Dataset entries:
────────

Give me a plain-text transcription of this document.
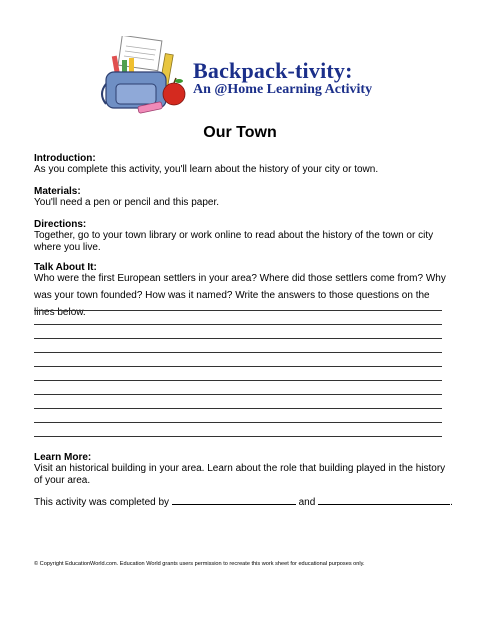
Backpack-tivity:
An @Home Learning Activity
Our Town
Introduction:
As you complete this activity, you'll learn about the history of your city or town.
Materials:
You'll need a pen or pencil and this paper.
Directions:
Together, go to your town library or work online to read about the history of the town or city where you live.
Talk About It:
Who were the first European settlers in your area? Where did those settlers come from? Why was your town founded? How was it named? Write the answers to those questions on the lines below.
Learn More:
Visit an historical building in your area. Learn about the role that building played in the history of your area.
This activity was completed by	and	.
© Copyright EducationWorld.com. Education World grants users permission to recreate this work sheet for educational purposes only.
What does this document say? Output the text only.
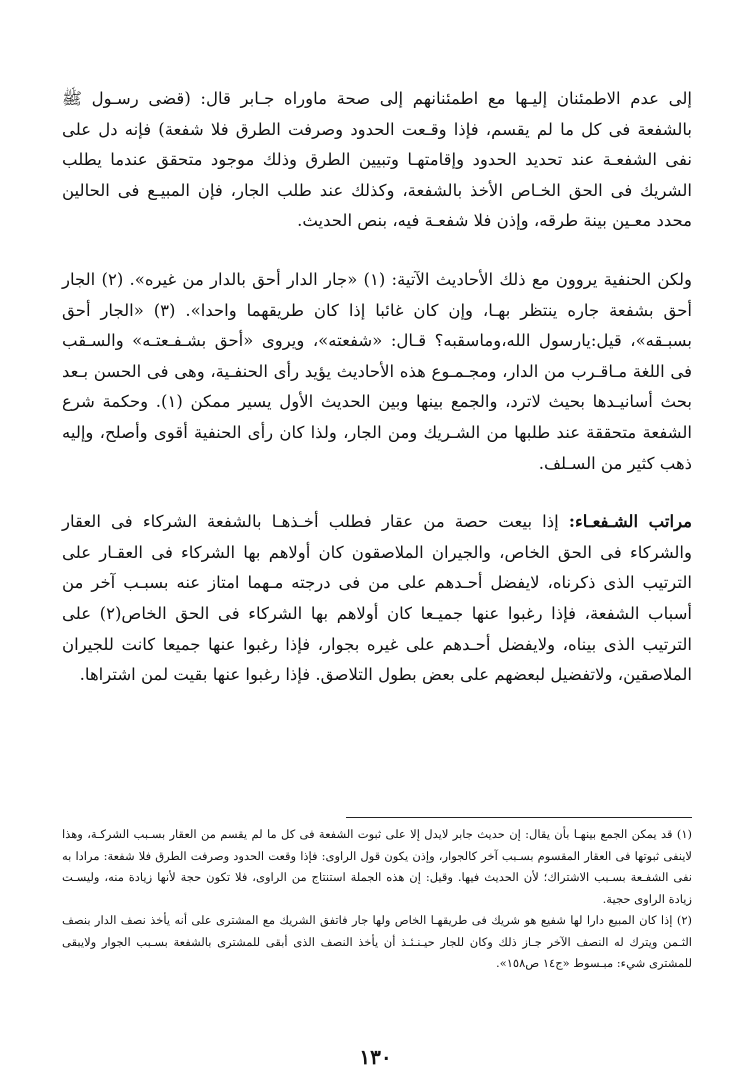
إلى عدم الاطمئنان إليـها مع اطمئنانهم إلى صحة ماوراه جـابر قال: (قضى رسـول ﷺ بالشفعة فى كل ما لم يقسم، فإذا وقـعت الحدود وصرفت الطرق فلا شفعة) فإنه دل على نفى الشفعـة عند تحديد الحدود وإقامتهـا وتبيين الطرق وذلك موجود متحقق عندما يطلب الشريك فى الحق الخـاص الأخذ بالشفعة، وكذلك عند طلب الجار، فإن المبيـع فى الحالين محدد معـين بينة طرقه، وإذن فلا شفعـة فيه، بنص الحديث.

ولكن الحنفية يروون مع ذلك الأحاديث الآتية: (١) «جار الدار أحق بالدار من غيره». (٢) الجار أحق بشفعة جاره ينتظر بهـا، وإن كان غائبا إذا كان طريقهما واحدا». (٣) «الجار أحق بسبـقه»، قيل:يارسول الله،وماسقبه؟ قـال: «شفعته»، ويروى «أحق بشـفـعتـه» والسـقب فى اللغة مـاقـرب من الدار، ومجـمـوع هذه الأحاديث يؤيد رأى الحنفـية، وهى فى الحسن بـعد بحث أسانيـدها بحيث لاترد، والجمع بينها وبين الحديث الأول يسير ممكن (١). وحكمة شرع الشفعة متحققة عند طلبها من الشـريك ومن الجار، ولذا كان رأى الحنفية أقوى وأصلح، وإليه ذهب كثير من السـلف.

مراتب الشـفعـاء: إذا بيعت حصة من عقار فطلب أخـذهـا بالشفعة الشركاء فى العقار والشركاء فى الحق الخاص، والجيران الملاصقون كان أولاهم بها الشركاء فى العقـار على الترتيب الذى ذكرناه، لايفضل أحـدهم على من فى درجته مـهما امتاز عنه بسبـب آخر من أسباب الشفعة، فإذا رغبوا عنها جميـعا كان أولاهم بها الشركاء فى الحق الخاص(٢) على الترتيب الذى بيناه، ولايفضل أحـدهم على غيره بجوار، فإذا رغبوا عنها جميعا كانت للجيران الملاصقين، ولاتفضيل لبعضهم على بعض بطول التلاصق. فإذا رغبوا عنها بقيت لمن اشتراها.

(١) قد يمكن الجمع بينهـا بأن يقال: إن حديث جابر لايدل إلا على ثبوت الشفعة فى كل ما لم يقسم من العقار بسـبب الشركـة، وهذا لاينفى ثبوتها فى العقار المقسوم بسـبب آخر كالجوار، وإذن يكون قول الراوى: فإذا وقعت الحدود وصرفت الطرق فلا شفعة: مرادا به نفى الشفـعة بسـبب الاشتراك؛ لأن الحديث فيها. وقيل: إن هذه الجملة استنتاج من الراوى، فلا تكون حجة لأنها زيادة منه، وليسـت زيادة الراوى حجية.

(٢) إذا كان المبيع دارا لها شفيع هو شريك فى طريقهـا الخاص ولها جار فاتفق الشريك مع المشترى على أنه يأخذ نصف الدار بنصف الثـمن ويترك له النصف الآخر جـاز ذلك وكان للجار حيـنـئـذ أن يأخذ النصف الذى أبقى للمشترى بالشفعة بسـبب الجوار ولايبقى للمشترى شيء: مبـسوط «ج١٤ ص١٥٨».

١٣٠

────────

Task objective:
Transcribe the records above exactly as they appear, leaving out any pictures.

Exercise solution:
Give me a plain-text transcription of this document.
Backpack-tivity:
An @Home Learning Activity
Our Town
Introduction:
As you complete this activity, you'll learn about the history of your city or town.
Materials:
You'll need a pen or pencil and this paper.
Directions:
Together, go to your town library or work online to read about the history of the town or city where you live.
Talk About It:
Who were the first European settlers in your area? Where did those settlers come from? Why was your town founded? How was it named? Write the answers to those questions on the lines below.
Learn More:
Visit an historical building in your area. Learn about the role that building played in the history of your area.
This activity was completed by	and	.
© Copyright EducationWorld.com. Education World grants users permission to recreate this work sheet for educational purposes only.
What does this document say? Output the text only.
إلى عدم الاطمئنان إليـها مع اطمئنانهم إلى صحة ماوراه جـابر قال: (قضى رسـول ﷺ بالشفعة فى كل ما لم يقسم، فإذا وقـعت الحدود وصرفت الطرق فلا شفعة) فإنه دل على نفى الشفعـة عند تحديد الحدود وإقامتهـا وتبيين الطرق وذلك موجود متحقق عندما يطلب الشريك فى الحق الخـاص الأخذ بالشفعة، وكذلك عند طلب الجار، فإن المبيـع فى الحالين محدد معـين بينة طرقه، وإذن فلا شفعـة فيه، بنص الحديث.

ولكن الحنفية يروون مع ذلك الأحاديث الآتية: (١) «جار الدار أحق بالدار من غيره». (٢) الجار أحق بشفعة جاره ينتظر بهـا، وإن كان غائبا إذا كان طريقهما واحدا». (٣) «الجار أحق بسبـقه»، قيل:يارسول الله،وماسقبه؟ قـال: «شفعته»، ويروى «أحق بشـفـعتـه» والسـقب فى اللغة مـاقـرب من الدار، ومجـمـوع هذه الأحاديث يؤيد رأى الحنفـية، وهى فى الحسن بـعد بحث أسانيـدها بحيث لاترد، والجمع بينها وبين الحديث الأول يسير ممكن (١). وحكمة شرع الشفعة متحققة عند طلبها من الشـريك ومن الجار، ولذا كان رأى الحنفية أقوى وأصلح، وإليه ذهب كثير من السـلف.

مراتب الشـفعـاء: إذا بيعت حصة من عقار فطلب أخـذهـا بالشفعة الشركاء فى العقار والشركاء فى الحق الخاص، والجيران الملاصقون كان أولاهم بها الشركاء فى العقـار على الترتيب الذى ذكرناه، لايفضل أحـدهم على من فى درجته مـهما امتاز عنه بسبـب آخر من أسباب الشفعة، فإذا رغبوا عنها جميـعا كان أولاهم بها الشركاء فى الحق الخاص(٢) على الترتيب الذى بيناه، ولايفضل أحـدهم على غيره بجوار، فإذا رغبوا عنها جميعا كانت للجيران الملاصقين، ولاتفضيل لبعضهم على بعض بطول التلاصق. فإذا رغبوا عنها بقيت لمن اشتراها.

(١) قد يمكن الجمع بينهـا بأن يقال: إن حديث جابر لايدل إلا على ثبوت الشفعة فى كل ما لم يقسم من العقار بسـبب الشركـة، وهذا لاينفى ثبوتها فى العقار المقسوم بسـبب آخر كالجوار، وإذن يكون قول الراوى: فإذا وقعت الحدود وصرفت الطرق فلا شفعة: مرادا به نفى الشفـعة بسـبب الاشتراك؛ لأن الحديث فيها. وقيل: إن هذه الجملة استنتاج من الراوى، فلا تكون حجة لأنها زيادة منه، وليسـت زيادة الراوى حجية.

(٢) إذا كان المبيع دارا لها شفيع هو شريك فى طريقهـا الخاص ولها جار فاتفق الشريك مع المشترى على أنه يأخذ نصف الدار بنصف الثـمن ويترك له النصف الآخر جـاز ذلك وكان للجار حيـنـئـذ أن يأخذ النصف الذى أبقى للمشترى بالشفعة بسـبب الجوار ولايبقى للمشترى شيء: مبـسوط «ج١٤ ص١٥٨».

١٣٠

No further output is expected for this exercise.